Give an exact copy of every line, leaving images out.

************

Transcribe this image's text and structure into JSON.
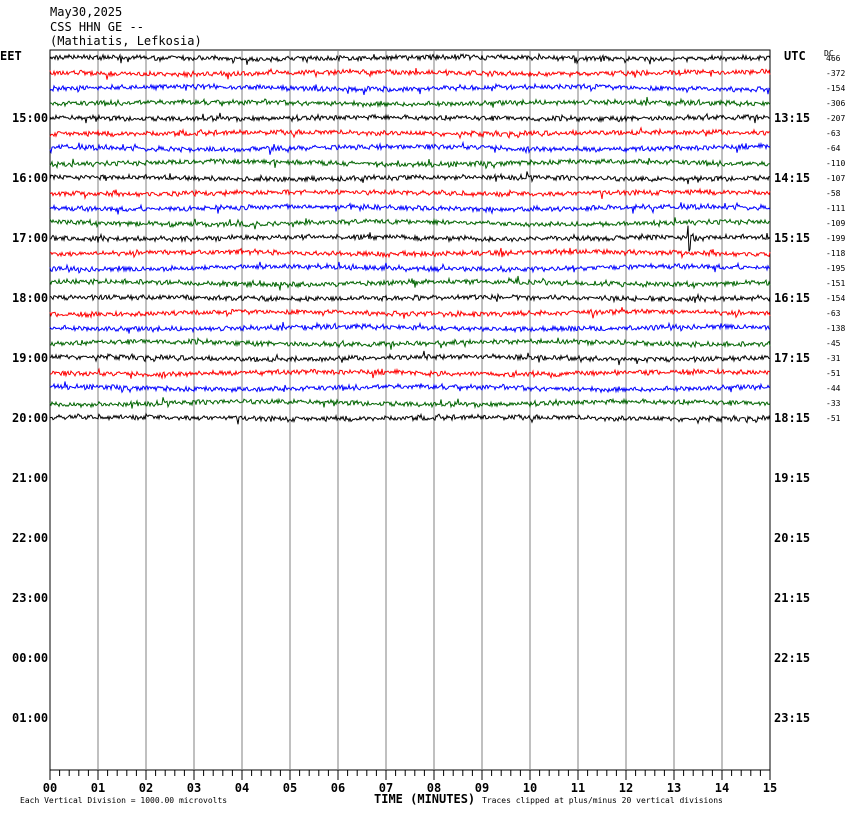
{
  "header": {
    "date": "May30,2025",
    "station": "CSS HHN GE --",
    "location": "(Mathiatis, Lefkosia)"
  },
  "chart_data": {
    "type": "helicorder",
    "left_axis_label": "EET",
    "right_axis_label": "UTC",
    "dc_label": "DC",
    "left_times": [
      "15:00",
      "16:00",
      "17:00",
      "18:00",
      "19:00",
      "20:00",
      "21:00",
      "22:00",
      "23:00",
      "00:00",
      "01:00"
    ],
    "right_times": [
      "13:15",
      "14:15",
      "15:15",
      "16:15",
      "17:15",
      "18:15",
      "19:15",
      "20:15",
      "21:15",
      "22:15",
      "23:15"
    ],
    "x_ticks": [
      "00",
      "01",
      "02",
      "03",
      "04",
      "05",
      "06",
      "07",
      "08",
      "09",
      "10",
      "11",
      "12",
      "13",
      "14",
      "15"
    ],
    "x_range": [
      0,
      15
    ],
    "xlabel": "TIME (MINUTES)",
    "trace_colors": [
      "#000000",
      "#ff0000",
      "#0000ff",
      "#006400"
    ],
    "traces": [
      {
        "dc": "466",
        "color": "#000000"
      },
      {
        "dc": "-372",
        "color": "#ff0000"
      },
      {
        "dc": "-154",
        "color": "#0000ff"
      },
      {
        "dc": "-306",
        "color": "#006400"
      },
      {
        "dc": "-207",
        "color": "#000000"
      },
      {
        "dc": "-63",
        "color": "#ff0000"
      },
      {
        "dc": "-64",
        "color": "#0000ff"
      },
      {
        "dc": "-110",
        "color": "#006400"
      },
      {
        "dc": "-107",
        "color": "#000000"
      },
      {
        "dc": "-58",
        "color": "#ff0000"
      },
      {
        "dc": "-111",
        "color": "#0000ff"
      },
      {
        "dc": "-109",
        "color": "#006400"
      },
      {
        "dc": "-199",
        "color": "#000000"
      },
      {
        "dc": "-118",
        "color": "#ff0000"
      },
      {
        "dc": "-195",
        "color": "#0000ff"
      },
      {
        "dc": "-151",
        "color": "#006400"
      },
      {
        "dc": "-154",
        "color": "#000000"
      },
      {
        "dc": "-63",
        "color": "#ff0000"
      },
      {
        "dc": "-138",
        "color": "#0000ff"
      },
      {
        "dc": "-45",
        "color": "#006400"
      },
      {
        "dc": "-31",
        "color": "#000000"
      },
      {
        "dc": "-51",
        "color": "#ff0000"
      },
      {
        "dc": "-44",
        "color": "#0000ff"
      },
      {
        "dc": "-33",
        "color": "#006400"
      },
      {
        "dc": "-51",
        "color": "#000000"
      }
    ],
    "event": {
      "trace_index": 12,
      "minute": 13.35
    },
    "footnote_left": "Each Vertical Division = 1000.00 microvolts",
    "footnote_right": "Traces clipped at plus/minus 20 vertical divisions"
  }
}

************

→ **Worked answer**
Transcribe this image's text and structure into JSON.
{
  "header": {
    "date": "May30,2025",
    "station": "CSS HHN GE --",
    "location": "(Mathiatis, Lefkosia)"
  },
  "chart_data": {
    "type": "helicorder",
    "left_axis_label": "EET",
    "right_axis_label": "UTC",
    "dc_label": "DC",
    "left_times": [
      "15:00",
      "16:00",
      "17:00",
      "18:00",
      "19:00",
      "20:00",
      "21:00",
      "22:00",
      "23:00",
      "00:00",
      "01:00"
    ],
    "right_times": [
      "13:15",
      "14:15",
      "15:15",
      "16:15",
      "17:15",
      "18:15",
      "19:15",
      "20:15",
      "21:15",
      "22:15",
      "23:15"
    ],
    "x_ticks": [
      "00",
      "01",
      "02",
      "03",
      "04",
      "05",
      "06",
      "07",
      "08",
      "09",
      "10",
      "11",
      "12",
      "13",
      "14",
      "15"
    ],
    "x_range": [
      0,
      15
    ],
    "xlabel": "TIME (MINUTES)",
    "trace_colors": [
      "#000000",
      "#ff0000",
      "#0000ff",
      "#006400"
    ],
    "traces": [
      {
        "dc": "466",
        "color": "#000000"
      },
      {
        "dc": "-372",
        "color": "#ff0000"
      },
      {
        "dc": "-154",
        "color": "#0000ff"
      },
      {
        "dc": "-306",
        "color": "#006400"
      },
      {
        "dc": "-207",
        "color": "#000000"
      },
      {
        "dc": "-63",
        "color": "#ff0000"
      },
      {
        "dc": "-64",
        "color": "#0000ff"
      },
      {
        "dc": "-110",
        "color": "#006400"
      },
      {
        "dc": "-107",
        "color": "#000000"
      },
      {
        "dc": "-58",
        "color": "#ff0000"
      },
      {
        "dc": "-111",
        "color": "#0000ff"
      },
      {
        "dc": "-109",
        "color": "#006400"
      },
      {
        "dc": "-199",
        "color": "#000000"
      },
      {
        "dc": "-118",
        "color": "#ff0000"
      },
      {
        "dc": "-195",
        "color": "#0000ff"
      },
      {
        "dc": "-151",
        "color": "#006400"
      },
      {
        "dc": "-154",
        "color": "#000000"
      },
      {
        "dc": "-63",
        "color": "#ff0000"
      },
      {
        "dc": "-138",
        "color": "#0000ff"
      },
      {
        "dc": "-45",
        "color": "#006400"
      },
      {
        "dc": "-31",
        "color": "#000000"
      },
      {
        "dc": "-51",
        "color": "#ff0000"
      },
      {
        "dc": "-44",
        "color": "#0000ff"
      },
      {
        "dc": "-33",
        "color": "#006400"
      },
      {
        "dc": "-51",
        "color": "#000000"
      }
    ],
    "event": {
      "trace_index": 12,
      "minute": 13.35
    },
    "footnote_left": "Each Vertical Division = 1000.00 microvolts",
    "footnote_right": "Traces clipped at plus/minus 20 vertical divisions"
  }
}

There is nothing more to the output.